■ SUPPLIED RECORDS ■
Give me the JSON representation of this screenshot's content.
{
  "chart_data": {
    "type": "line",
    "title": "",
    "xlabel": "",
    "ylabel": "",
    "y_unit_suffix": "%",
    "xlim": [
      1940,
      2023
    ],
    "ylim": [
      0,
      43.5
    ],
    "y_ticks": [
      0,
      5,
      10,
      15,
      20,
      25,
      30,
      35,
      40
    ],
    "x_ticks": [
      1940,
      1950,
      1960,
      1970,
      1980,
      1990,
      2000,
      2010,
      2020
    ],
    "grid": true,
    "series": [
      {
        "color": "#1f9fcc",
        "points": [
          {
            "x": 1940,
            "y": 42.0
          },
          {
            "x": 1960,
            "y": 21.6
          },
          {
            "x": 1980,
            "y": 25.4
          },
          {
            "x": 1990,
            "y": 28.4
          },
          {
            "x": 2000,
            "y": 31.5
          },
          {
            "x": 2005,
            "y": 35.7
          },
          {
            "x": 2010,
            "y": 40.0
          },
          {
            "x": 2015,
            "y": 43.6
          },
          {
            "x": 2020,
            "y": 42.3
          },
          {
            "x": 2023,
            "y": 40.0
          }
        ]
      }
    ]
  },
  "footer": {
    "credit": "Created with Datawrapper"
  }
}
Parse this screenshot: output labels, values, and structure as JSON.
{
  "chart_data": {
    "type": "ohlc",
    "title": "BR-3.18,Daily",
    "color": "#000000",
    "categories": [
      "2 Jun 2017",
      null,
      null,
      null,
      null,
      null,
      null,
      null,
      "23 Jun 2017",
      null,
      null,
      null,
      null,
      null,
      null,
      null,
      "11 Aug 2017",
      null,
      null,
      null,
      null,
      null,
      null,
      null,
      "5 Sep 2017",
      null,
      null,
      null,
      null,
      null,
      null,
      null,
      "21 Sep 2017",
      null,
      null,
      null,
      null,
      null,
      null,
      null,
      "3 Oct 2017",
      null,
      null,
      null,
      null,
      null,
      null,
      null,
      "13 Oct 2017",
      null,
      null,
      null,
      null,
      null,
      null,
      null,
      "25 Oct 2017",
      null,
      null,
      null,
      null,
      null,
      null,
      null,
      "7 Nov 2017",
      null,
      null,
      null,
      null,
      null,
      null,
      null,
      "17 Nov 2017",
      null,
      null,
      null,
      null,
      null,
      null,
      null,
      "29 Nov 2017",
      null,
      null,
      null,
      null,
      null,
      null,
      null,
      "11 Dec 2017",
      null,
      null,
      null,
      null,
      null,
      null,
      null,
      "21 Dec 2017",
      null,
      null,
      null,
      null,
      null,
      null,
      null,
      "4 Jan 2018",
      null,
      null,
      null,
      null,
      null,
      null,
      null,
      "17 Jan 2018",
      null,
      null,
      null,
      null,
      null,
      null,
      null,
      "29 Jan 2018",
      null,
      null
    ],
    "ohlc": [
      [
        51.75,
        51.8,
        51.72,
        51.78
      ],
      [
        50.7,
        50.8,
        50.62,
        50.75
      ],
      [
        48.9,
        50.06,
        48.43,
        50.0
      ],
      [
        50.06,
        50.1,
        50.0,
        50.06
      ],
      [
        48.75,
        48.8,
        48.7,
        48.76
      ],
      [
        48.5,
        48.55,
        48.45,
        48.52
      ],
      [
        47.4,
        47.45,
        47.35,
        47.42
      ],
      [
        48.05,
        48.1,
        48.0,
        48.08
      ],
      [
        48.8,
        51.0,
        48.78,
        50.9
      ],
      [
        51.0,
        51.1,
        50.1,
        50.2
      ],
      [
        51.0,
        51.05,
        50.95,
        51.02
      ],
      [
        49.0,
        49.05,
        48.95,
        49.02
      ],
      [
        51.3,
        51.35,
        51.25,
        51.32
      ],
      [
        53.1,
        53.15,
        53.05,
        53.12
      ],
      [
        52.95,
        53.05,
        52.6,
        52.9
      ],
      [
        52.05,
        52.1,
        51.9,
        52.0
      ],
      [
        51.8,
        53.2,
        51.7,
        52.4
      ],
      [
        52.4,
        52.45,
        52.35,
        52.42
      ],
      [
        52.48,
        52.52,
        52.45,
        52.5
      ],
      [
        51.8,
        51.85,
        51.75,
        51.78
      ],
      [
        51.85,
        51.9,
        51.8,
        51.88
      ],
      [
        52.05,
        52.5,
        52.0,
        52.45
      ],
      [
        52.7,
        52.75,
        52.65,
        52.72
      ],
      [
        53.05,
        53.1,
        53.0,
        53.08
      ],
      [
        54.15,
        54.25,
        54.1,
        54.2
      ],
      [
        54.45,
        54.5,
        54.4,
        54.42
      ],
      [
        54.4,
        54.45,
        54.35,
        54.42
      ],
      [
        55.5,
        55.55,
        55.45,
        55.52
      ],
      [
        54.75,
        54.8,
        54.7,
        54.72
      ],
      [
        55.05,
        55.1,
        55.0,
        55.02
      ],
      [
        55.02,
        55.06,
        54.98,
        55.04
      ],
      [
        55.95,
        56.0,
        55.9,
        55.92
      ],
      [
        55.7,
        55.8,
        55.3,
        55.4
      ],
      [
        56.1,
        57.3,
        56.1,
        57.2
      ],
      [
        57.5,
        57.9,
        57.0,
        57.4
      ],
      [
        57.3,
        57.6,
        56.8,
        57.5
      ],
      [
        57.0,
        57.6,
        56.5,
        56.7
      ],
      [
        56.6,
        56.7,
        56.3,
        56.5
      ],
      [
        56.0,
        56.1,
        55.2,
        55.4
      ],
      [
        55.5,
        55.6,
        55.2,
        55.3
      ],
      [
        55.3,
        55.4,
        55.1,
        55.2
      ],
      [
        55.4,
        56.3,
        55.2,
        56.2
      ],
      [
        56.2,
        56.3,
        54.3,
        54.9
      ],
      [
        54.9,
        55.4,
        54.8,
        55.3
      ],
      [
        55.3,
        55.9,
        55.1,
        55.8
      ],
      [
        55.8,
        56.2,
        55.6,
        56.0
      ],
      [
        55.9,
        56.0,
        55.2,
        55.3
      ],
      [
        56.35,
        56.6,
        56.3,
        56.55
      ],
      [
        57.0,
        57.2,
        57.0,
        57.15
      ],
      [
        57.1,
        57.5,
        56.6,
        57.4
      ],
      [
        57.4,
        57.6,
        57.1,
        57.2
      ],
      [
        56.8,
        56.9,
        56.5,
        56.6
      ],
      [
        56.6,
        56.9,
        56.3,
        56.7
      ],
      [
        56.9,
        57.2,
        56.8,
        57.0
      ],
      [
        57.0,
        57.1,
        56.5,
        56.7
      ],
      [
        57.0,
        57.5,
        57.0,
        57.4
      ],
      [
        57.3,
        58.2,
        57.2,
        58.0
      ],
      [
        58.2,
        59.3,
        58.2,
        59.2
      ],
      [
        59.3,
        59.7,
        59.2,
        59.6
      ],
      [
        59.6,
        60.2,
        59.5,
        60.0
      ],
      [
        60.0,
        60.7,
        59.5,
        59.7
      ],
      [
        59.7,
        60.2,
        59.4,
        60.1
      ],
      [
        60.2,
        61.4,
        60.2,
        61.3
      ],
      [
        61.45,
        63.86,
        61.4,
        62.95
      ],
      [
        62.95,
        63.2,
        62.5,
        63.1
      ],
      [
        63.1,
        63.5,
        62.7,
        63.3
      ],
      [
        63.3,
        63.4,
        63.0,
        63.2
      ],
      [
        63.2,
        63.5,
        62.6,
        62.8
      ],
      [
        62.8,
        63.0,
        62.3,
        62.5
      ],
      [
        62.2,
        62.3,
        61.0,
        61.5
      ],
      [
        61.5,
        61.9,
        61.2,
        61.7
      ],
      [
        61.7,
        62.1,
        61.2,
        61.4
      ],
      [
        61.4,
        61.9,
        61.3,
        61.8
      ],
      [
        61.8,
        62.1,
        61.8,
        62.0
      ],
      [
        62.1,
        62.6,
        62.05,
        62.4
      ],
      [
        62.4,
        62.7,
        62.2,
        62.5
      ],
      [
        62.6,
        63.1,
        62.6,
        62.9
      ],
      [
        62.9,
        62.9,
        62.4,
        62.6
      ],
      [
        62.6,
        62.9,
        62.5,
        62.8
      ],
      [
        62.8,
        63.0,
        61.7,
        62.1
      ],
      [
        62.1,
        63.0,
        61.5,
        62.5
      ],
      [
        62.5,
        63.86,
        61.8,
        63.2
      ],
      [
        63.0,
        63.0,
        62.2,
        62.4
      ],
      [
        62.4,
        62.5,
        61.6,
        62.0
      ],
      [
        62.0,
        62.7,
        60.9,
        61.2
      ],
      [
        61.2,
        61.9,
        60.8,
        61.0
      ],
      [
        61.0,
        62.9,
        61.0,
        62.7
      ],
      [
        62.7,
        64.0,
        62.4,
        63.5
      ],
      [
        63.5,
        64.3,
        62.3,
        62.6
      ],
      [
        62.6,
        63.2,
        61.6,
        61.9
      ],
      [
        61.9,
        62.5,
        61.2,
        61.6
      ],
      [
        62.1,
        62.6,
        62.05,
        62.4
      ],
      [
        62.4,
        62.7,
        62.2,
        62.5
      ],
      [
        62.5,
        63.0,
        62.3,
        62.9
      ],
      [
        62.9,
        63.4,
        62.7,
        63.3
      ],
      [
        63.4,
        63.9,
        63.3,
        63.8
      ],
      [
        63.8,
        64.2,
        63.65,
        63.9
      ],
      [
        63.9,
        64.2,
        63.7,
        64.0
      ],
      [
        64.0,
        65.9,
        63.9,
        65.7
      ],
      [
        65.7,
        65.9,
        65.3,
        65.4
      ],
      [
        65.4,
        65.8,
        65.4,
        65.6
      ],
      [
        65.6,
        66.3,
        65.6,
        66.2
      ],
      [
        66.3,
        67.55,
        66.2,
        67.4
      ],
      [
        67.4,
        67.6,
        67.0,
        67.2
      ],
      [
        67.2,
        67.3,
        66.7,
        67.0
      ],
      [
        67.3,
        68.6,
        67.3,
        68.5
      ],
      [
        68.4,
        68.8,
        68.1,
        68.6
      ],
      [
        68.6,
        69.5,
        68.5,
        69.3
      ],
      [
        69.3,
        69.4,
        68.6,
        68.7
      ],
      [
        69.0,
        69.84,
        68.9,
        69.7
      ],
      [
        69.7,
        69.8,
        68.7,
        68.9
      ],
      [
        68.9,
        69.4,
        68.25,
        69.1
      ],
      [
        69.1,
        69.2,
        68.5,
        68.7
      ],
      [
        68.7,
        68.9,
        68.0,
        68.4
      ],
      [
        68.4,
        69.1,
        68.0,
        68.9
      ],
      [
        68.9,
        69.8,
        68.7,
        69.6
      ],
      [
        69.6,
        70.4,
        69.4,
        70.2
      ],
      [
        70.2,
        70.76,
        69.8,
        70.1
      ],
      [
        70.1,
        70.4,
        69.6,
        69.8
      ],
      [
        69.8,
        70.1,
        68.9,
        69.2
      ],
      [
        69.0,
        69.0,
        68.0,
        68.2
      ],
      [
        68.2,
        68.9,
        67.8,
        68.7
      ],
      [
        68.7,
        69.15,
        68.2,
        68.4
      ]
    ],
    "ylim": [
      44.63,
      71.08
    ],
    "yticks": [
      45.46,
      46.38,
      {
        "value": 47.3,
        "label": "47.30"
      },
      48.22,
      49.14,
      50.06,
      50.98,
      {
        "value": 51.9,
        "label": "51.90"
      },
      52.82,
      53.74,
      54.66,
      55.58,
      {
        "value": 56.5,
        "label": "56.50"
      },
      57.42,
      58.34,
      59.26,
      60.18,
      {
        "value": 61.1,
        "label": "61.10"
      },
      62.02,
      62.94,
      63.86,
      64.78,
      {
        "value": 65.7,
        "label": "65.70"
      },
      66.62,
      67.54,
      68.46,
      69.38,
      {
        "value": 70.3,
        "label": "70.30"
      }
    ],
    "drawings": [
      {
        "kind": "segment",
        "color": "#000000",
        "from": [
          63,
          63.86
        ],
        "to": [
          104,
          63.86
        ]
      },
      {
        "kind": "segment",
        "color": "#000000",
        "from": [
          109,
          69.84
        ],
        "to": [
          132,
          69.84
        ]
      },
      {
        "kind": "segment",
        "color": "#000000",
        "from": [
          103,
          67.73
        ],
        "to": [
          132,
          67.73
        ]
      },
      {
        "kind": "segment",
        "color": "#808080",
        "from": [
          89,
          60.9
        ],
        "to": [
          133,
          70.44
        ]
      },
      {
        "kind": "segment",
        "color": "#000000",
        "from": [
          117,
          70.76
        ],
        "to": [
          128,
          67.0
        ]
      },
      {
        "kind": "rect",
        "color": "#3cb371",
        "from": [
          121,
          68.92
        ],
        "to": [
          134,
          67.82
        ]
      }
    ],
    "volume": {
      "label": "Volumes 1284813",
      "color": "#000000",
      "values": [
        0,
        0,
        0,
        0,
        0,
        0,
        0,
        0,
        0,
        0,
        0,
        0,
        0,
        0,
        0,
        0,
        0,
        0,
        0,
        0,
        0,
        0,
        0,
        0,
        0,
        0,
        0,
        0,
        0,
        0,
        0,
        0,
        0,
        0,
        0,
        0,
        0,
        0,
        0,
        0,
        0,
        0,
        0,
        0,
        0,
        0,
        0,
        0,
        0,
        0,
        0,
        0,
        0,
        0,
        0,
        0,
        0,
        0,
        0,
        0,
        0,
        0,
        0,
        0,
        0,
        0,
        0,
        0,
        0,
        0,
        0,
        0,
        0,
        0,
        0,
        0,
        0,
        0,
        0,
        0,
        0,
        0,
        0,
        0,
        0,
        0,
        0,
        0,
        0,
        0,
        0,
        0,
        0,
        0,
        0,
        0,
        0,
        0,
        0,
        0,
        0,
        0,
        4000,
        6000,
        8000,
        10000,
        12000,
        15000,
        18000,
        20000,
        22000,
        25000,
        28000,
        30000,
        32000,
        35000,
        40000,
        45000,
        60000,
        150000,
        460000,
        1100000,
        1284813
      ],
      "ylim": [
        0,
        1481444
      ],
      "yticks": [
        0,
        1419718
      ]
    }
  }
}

■ TO BE DONE ■
Reproduce each line of the entries in which the word "screenshot" is found.

■ SOLVED EXERCISE ■
Give me the JSON representation of this screenshot's content.
Parse this screenshot: output labels, values, and structure as JSON.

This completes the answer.